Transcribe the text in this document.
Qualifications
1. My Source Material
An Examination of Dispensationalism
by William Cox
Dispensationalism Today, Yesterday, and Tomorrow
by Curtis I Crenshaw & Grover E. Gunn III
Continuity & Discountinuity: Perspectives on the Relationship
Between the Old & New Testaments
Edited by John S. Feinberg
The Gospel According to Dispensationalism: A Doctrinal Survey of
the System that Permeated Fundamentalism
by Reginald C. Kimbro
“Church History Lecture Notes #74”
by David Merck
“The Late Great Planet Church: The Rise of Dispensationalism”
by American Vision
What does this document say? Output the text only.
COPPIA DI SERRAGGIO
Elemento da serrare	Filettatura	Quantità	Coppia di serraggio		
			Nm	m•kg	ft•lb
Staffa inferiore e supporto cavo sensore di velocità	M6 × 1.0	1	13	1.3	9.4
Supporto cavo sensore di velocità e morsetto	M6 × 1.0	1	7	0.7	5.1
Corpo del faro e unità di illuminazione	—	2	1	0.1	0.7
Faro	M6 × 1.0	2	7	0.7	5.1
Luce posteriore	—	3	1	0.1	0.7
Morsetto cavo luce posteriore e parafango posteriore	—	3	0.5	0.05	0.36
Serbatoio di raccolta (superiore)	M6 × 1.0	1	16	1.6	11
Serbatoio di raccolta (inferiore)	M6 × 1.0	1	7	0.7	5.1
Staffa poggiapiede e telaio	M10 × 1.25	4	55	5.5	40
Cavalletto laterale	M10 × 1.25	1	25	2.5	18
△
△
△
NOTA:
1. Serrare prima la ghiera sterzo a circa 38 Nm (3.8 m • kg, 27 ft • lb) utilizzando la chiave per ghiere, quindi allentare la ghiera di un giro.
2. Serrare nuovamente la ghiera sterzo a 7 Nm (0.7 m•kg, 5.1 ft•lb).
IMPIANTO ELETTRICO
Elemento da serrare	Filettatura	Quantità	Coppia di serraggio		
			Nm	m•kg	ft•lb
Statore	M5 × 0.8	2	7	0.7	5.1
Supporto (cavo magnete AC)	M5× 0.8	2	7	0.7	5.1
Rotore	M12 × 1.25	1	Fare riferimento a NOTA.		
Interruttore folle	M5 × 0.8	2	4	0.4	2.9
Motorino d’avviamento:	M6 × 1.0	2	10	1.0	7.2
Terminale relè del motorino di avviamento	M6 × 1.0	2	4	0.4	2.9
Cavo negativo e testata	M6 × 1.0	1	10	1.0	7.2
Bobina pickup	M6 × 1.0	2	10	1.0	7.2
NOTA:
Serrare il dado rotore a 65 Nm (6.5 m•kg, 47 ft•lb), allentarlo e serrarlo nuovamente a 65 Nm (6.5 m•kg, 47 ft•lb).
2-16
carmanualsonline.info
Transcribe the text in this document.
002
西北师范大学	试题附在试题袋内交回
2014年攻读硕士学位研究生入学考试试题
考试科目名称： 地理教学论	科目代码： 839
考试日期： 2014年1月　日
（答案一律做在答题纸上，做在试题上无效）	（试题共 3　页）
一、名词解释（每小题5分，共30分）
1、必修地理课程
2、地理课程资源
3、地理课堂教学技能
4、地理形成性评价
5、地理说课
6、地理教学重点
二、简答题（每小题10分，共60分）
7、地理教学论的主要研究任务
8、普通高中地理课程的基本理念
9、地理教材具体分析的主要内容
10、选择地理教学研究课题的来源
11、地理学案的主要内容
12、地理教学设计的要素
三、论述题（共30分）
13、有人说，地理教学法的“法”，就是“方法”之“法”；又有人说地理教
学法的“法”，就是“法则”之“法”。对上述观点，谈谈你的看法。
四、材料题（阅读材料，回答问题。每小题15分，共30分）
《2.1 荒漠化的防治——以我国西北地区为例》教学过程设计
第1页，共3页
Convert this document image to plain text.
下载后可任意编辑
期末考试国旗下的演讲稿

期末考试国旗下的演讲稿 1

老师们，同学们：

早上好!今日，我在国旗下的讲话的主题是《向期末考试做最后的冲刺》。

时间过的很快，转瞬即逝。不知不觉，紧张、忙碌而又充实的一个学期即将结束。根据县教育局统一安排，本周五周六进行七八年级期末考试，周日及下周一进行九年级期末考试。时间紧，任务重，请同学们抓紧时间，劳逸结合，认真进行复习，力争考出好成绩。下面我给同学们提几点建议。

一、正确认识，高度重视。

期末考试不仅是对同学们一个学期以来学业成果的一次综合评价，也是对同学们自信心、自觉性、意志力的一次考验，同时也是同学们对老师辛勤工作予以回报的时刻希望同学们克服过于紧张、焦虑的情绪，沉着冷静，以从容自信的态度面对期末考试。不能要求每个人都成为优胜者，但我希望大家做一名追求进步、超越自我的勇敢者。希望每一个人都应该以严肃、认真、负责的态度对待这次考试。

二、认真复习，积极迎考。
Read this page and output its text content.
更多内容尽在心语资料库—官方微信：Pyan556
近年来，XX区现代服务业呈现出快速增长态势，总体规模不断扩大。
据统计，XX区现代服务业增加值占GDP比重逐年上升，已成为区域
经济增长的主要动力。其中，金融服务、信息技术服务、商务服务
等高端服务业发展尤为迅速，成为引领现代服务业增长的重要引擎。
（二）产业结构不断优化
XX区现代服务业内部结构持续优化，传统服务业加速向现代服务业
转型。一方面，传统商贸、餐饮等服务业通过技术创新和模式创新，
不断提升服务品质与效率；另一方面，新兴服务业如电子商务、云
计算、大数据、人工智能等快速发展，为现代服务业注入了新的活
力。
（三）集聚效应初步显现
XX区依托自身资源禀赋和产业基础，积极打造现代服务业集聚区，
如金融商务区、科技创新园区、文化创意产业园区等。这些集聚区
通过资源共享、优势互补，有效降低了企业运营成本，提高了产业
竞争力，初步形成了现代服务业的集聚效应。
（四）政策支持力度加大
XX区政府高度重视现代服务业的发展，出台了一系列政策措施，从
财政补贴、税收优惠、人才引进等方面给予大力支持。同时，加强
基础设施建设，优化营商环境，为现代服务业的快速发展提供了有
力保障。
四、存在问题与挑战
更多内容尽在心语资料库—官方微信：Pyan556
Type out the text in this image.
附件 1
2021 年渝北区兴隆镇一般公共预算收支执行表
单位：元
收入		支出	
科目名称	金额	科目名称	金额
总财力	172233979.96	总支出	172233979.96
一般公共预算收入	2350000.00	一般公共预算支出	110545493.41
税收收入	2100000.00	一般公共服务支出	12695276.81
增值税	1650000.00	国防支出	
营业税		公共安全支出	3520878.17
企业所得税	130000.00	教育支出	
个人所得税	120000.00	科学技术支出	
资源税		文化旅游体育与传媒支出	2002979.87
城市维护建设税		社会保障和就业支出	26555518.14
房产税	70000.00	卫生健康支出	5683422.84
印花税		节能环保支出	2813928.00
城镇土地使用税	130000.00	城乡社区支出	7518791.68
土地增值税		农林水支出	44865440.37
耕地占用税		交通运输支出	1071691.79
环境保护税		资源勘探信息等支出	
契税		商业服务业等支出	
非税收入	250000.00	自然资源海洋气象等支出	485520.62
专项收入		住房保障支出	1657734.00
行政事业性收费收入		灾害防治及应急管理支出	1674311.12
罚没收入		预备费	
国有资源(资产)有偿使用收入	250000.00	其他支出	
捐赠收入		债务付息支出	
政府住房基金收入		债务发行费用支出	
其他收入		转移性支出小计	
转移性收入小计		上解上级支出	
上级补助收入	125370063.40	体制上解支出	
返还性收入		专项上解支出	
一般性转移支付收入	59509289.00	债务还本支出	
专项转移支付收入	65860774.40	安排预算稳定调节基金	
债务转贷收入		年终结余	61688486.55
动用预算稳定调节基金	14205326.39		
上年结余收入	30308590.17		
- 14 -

→ **EXERCISE DESCRIPTION**:
From the data, list each line in which the string "image" appears.

→ **THE OUTPUT**:
Convert this document image to plain text.
Type out the text in this image.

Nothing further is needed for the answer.